■ **EXERCISE OBJECTIVE**: Give the stretch of the records from the start through the line that contains "ranking-table: Ranking indicator" as a Markdown table with the columns Row and Line, leaving out any blank lines.

(Layout region records)
----
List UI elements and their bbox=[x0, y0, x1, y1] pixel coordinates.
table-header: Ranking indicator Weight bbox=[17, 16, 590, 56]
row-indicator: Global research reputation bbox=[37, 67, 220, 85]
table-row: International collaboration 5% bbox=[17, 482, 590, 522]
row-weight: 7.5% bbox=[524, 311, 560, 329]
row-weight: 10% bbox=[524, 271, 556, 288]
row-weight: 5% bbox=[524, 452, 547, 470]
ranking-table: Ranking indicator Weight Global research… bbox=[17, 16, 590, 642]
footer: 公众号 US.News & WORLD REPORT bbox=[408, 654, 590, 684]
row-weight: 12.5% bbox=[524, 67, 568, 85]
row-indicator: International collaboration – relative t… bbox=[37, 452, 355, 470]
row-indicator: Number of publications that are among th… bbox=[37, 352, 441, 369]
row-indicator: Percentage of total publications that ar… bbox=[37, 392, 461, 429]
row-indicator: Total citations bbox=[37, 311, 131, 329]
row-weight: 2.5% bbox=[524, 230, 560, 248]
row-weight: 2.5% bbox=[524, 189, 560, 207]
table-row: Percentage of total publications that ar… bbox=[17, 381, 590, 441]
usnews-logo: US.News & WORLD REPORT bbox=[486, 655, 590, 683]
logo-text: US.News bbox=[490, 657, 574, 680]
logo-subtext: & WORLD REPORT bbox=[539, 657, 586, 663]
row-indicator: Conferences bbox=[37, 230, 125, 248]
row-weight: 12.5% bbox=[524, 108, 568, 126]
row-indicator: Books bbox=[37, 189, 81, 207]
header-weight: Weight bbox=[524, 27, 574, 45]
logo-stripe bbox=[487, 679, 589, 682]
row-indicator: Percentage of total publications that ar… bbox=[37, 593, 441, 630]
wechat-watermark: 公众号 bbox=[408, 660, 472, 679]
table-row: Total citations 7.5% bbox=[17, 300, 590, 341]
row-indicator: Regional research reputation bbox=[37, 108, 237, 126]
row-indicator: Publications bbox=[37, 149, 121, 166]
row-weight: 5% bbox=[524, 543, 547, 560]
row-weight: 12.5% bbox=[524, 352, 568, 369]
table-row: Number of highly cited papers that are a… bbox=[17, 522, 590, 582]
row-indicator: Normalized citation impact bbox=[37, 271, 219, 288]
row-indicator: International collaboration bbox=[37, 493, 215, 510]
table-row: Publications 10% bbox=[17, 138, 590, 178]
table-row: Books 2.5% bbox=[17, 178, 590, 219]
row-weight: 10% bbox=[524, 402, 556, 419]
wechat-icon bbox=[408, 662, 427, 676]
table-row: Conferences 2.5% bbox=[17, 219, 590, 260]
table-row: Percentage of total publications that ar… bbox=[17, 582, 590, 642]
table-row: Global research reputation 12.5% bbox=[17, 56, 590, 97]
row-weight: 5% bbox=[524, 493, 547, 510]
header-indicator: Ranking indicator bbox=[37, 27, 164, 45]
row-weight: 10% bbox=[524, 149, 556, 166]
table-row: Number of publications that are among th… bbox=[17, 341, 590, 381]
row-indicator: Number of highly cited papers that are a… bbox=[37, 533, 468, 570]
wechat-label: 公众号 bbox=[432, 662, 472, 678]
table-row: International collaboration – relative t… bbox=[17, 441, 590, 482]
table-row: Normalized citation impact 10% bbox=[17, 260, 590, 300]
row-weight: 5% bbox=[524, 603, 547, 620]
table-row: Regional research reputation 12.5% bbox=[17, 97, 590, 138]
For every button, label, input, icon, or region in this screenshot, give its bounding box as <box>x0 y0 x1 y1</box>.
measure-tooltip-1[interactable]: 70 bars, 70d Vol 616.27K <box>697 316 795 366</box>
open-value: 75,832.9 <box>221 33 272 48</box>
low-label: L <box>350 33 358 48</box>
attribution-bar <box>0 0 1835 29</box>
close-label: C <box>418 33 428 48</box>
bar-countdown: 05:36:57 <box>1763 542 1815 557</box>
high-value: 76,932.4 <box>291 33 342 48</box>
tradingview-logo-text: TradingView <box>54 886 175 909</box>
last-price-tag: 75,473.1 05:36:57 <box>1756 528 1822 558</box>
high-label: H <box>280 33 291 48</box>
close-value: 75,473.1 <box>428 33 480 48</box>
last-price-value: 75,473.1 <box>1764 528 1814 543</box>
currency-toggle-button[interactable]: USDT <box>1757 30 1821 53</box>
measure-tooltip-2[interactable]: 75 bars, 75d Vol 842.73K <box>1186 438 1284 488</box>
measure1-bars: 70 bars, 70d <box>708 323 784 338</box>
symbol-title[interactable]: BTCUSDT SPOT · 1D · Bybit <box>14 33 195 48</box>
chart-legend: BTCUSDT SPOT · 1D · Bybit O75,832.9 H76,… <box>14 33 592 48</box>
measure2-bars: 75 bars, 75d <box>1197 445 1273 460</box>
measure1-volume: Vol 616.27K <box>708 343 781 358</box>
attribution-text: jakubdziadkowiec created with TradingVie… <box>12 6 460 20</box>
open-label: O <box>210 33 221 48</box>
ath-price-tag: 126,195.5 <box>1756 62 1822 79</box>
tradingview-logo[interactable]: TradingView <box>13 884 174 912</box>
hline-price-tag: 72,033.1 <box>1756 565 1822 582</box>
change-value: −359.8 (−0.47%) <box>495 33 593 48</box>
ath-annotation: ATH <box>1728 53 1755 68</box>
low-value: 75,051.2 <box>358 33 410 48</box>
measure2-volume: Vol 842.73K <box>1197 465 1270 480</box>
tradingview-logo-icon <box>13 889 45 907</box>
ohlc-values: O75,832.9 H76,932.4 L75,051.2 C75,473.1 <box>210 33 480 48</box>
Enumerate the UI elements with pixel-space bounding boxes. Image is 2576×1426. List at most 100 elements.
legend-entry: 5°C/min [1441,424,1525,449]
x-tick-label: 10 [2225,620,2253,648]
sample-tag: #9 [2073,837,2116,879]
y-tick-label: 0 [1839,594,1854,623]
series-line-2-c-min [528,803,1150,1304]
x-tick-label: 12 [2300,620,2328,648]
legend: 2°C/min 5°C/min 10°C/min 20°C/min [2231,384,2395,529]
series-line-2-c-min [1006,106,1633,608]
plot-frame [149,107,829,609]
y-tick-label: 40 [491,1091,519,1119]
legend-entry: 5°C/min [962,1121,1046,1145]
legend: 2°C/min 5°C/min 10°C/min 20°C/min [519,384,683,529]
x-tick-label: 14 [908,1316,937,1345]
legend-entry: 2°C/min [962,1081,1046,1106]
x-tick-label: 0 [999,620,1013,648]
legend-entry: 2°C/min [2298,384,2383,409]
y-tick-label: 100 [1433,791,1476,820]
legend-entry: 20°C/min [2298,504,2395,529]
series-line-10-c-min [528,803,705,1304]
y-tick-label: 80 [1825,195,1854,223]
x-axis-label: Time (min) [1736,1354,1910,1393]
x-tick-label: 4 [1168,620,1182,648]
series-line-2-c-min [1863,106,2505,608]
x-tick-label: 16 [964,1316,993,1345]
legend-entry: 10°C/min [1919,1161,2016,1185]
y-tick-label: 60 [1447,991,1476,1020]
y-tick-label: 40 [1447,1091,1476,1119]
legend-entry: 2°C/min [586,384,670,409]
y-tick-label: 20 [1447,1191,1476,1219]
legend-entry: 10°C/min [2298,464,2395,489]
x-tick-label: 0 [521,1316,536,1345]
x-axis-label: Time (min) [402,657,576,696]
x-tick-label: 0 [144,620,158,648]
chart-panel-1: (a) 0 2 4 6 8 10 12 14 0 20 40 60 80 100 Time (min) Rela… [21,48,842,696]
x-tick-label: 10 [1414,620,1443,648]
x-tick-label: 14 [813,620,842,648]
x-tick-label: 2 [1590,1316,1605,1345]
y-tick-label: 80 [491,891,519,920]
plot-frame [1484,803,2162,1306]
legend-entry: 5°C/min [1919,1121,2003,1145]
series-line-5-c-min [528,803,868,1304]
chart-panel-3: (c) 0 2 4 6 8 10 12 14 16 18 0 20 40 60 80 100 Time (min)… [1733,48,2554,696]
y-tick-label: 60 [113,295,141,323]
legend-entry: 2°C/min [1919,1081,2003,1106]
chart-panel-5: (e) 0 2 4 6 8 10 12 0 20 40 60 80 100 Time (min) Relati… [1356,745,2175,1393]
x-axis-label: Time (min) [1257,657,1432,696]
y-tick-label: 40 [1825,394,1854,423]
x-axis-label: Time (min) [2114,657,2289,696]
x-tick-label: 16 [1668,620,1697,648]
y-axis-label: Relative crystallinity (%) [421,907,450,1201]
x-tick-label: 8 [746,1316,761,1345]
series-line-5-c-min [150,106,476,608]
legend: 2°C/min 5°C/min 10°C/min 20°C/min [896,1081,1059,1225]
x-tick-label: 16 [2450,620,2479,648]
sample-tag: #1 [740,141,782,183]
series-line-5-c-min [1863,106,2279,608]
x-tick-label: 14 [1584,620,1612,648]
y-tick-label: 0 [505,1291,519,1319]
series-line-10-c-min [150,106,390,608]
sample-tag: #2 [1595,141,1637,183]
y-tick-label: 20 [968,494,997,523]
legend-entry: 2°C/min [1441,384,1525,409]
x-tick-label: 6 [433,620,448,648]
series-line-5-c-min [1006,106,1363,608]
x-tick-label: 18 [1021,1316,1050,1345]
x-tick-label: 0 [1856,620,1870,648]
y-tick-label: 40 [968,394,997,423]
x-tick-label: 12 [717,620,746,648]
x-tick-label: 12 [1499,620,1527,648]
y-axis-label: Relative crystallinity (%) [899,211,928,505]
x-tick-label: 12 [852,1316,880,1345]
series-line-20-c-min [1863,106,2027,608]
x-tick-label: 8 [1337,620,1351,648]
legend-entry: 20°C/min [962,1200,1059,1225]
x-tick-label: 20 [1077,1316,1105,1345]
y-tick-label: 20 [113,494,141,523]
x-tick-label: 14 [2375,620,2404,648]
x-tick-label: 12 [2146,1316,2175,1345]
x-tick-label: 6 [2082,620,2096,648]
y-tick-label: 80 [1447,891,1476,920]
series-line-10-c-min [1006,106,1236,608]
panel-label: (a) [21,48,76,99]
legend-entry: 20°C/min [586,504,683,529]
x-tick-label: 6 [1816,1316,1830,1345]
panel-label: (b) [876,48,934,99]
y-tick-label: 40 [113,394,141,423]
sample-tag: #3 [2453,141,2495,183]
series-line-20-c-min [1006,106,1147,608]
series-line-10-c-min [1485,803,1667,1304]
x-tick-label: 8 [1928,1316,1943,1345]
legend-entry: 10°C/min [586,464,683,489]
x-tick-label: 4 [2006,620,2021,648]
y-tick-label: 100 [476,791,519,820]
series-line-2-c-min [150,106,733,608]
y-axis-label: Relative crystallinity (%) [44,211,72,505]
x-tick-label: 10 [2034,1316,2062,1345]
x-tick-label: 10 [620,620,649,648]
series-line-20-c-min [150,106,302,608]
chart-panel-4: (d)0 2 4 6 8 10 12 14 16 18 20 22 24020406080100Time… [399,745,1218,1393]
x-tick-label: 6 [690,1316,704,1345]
----
■ **EXPECTED ANSWER**:
| Row | Line |
|---|---|
| 1 | List UI elements and their bbox=[x0, y0, x1, y1] pixel coordinates. |
| 2 | table-header: Ranking indicator Weight bbox=[17, 16, 590, 56] |
| 3 | row-indicator: Global research reputation bbox=[37, 67, 220, 85] |
| 4 | table-row: International collaboration 5% bbox=[17, 482, 590, 522] |
| 5 | row-weight: 7.5% bbox=[524, 311, 560, 329] |
| 6 | row-weight: 10% bbox=[524, 271, 556, 288] |
| 7 | row-weight: 5% bbox=[524, 452, 547, 470] |
| 8 | ranking-table: Ranking indicator Weight Global research… bbox=[17, 16, 590, 642] |